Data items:
----
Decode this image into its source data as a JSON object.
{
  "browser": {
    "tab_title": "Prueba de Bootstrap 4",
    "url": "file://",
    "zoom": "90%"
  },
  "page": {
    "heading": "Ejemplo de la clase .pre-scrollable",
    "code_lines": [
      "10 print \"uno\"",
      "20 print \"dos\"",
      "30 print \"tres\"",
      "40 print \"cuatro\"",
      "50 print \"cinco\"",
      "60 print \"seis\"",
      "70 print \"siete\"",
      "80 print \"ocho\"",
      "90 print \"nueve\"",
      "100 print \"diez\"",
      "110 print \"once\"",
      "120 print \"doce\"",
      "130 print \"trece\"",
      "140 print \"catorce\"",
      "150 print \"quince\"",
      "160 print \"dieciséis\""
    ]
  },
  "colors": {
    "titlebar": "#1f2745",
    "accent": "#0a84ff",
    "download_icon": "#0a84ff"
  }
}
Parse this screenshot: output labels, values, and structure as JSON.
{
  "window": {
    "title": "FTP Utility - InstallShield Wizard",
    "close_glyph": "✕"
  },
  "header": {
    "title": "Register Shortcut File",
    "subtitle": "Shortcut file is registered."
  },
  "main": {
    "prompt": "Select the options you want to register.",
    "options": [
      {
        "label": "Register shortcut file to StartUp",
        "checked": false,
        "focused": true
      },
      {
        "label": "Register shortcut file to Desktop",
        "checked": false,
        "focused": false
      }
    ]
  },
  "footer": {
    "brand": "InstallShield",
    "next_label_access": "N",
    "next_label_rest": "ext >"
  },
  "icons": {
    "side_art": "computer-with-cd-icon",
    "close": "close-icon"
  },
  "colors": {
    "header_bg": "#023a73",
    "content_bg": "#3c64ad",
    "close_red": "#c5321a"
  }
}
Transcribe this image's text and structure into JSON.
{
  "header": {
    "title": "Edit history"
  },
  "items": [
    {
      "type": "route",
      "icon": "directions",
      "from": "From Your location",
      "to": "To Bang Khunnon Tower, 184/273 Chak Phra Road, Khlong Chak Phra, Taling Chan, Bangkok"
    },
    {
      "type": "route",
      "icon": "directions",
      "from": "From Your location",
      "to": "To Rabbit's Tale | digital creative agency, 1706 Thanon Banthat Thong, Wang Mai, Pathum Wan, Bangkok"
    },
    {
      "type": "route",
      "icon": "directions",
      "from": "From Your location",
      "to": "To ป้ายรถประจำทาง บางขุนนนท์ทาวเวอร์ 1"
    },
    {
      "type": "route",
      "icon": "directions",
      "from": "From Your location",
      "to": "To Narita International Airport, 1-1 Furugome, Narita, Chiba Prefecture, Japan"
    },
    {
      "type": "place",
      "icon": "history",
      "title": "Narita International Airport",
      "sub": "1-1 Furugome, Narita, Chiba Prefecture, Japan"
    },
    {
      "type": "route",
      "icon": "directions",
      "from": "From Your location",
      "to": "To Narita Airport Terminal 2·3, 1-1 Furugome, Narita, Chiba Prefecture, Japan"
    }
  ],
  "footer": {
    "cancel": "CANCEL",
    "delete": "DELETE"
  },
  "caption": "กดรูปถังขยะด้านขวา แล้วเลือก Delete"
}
----
GIVEN INSTRUCTION: Look through the records and gather each line with the word "options".

PROBLEM SOLUTION:
    "prompt": "Select the options you want to register.",
    "options": [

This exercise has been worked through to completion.